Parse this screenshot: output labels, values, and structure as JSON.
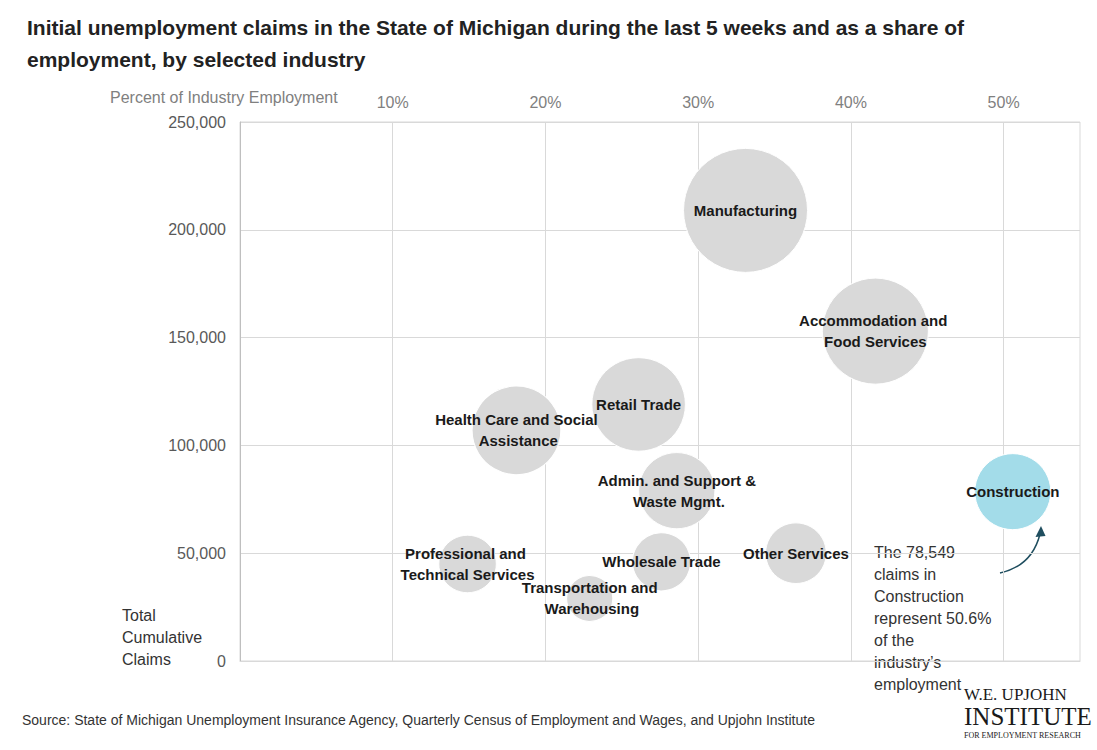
{
  "chart_data": {
    "type": "scatter",
    "title": "Initial unemployment claims in the State of Michigan during the last 5 weeks and as a share of employment, by selected industry",
    "x_label": "Percent of Industry Employment",
    "y_label": "Total Cumulative Claims",
    "labels": [
      "Manufacturing",
      "Accommodation and Food Services",
      "Retail Trade",
      "Health Care and Social Assistance",
      "Admin. and Support & Waste Mgmt.",
      "Construction",
      "Other Services",
      "Wholesale Trade",
      "Professional and Technical Services",
      "Transportation and Warehousing"
    ],
    "x": [
      33.1,
      41.6,
      26.1,
      18.1,
      28.6,
      50.6,
      36.4,
      27.6,
      14.9,
      22.9
    ],
    "values": [
      209000,
      153000,
      119000,
      107000,
      79000,
      78549,
      50000,
      46000,
      45000,
      29000
    ],
    "bubble_size": [
      209000,
      153000,
      119000,
      107000,
      79000,
      78549,
      50000,
      46000,
      45000,
      29000
    ],
    "colors": [
      "#d9d9d9",
      "#d9d9d9",
      "#d9d9d9",
      "#d9d9d9",
      "#d9d9d9",
      "#a3dce9",
      "#d9d9d9",
      "#d9d9d9",
      "#d9d9d9",
      "#d9d9d9"
    ],
    "xlim": [
      0,
      55
    ],
    "xticks": [
      {
        "value": 10,
        "label": "10%"
      },
      {
        "value": 20,
        "label": "20%"
      },
      {
        "value": 30,
        "label": "30%"
      },
      {
        "value": 40,
        "label": "40%"
      },
      {
        "value": 50,
        "label": "50%"
      }
    ],
    "ylim": [
      0,
      250000
    ],
    "yticks": [
      0,
      {
        "value": 50000,
        "label": "50,000"
      },
      {
        "value": 100000,
        "label": "100,000"
      },
      {
        "value": 150000,
        "label": "150,000"
      },
      {
        "value": 200000,
        "label": "200,000"
      },
      {
        "value": 250000,
        "label": "250,000"
      }
    ],
    "grid": true,
    "annotation": "The 78,549 claims in Construction represent 50.6% of the industry’s employment",
    "source": "Source: State of Michigan Unemployment Insurance Agency, Quarterly Census of Employment and Wages, and Upjohn Institute",
    "logo": [
      "W.E. UPJOHN",
      "INSTITUTE",
      "FOR EMPLOYMENT RESEARCH"
    ]
  }
}
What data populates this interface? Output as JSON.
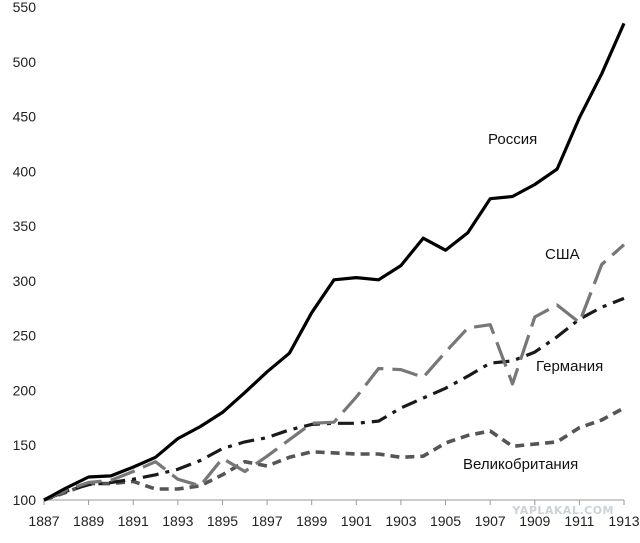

****************************************

Select every line in the material above where the string "Michigan" occurs, and copy it.

    "title": "Initial unemployment claims in the State of Michigan during the last 5 weeks and as a share of employment, by selected industry",
    "source": "Source: State of Michigan Unemployment Insurance Agency, Quarterly Census of Employment and Wages, and Upjohn Institute",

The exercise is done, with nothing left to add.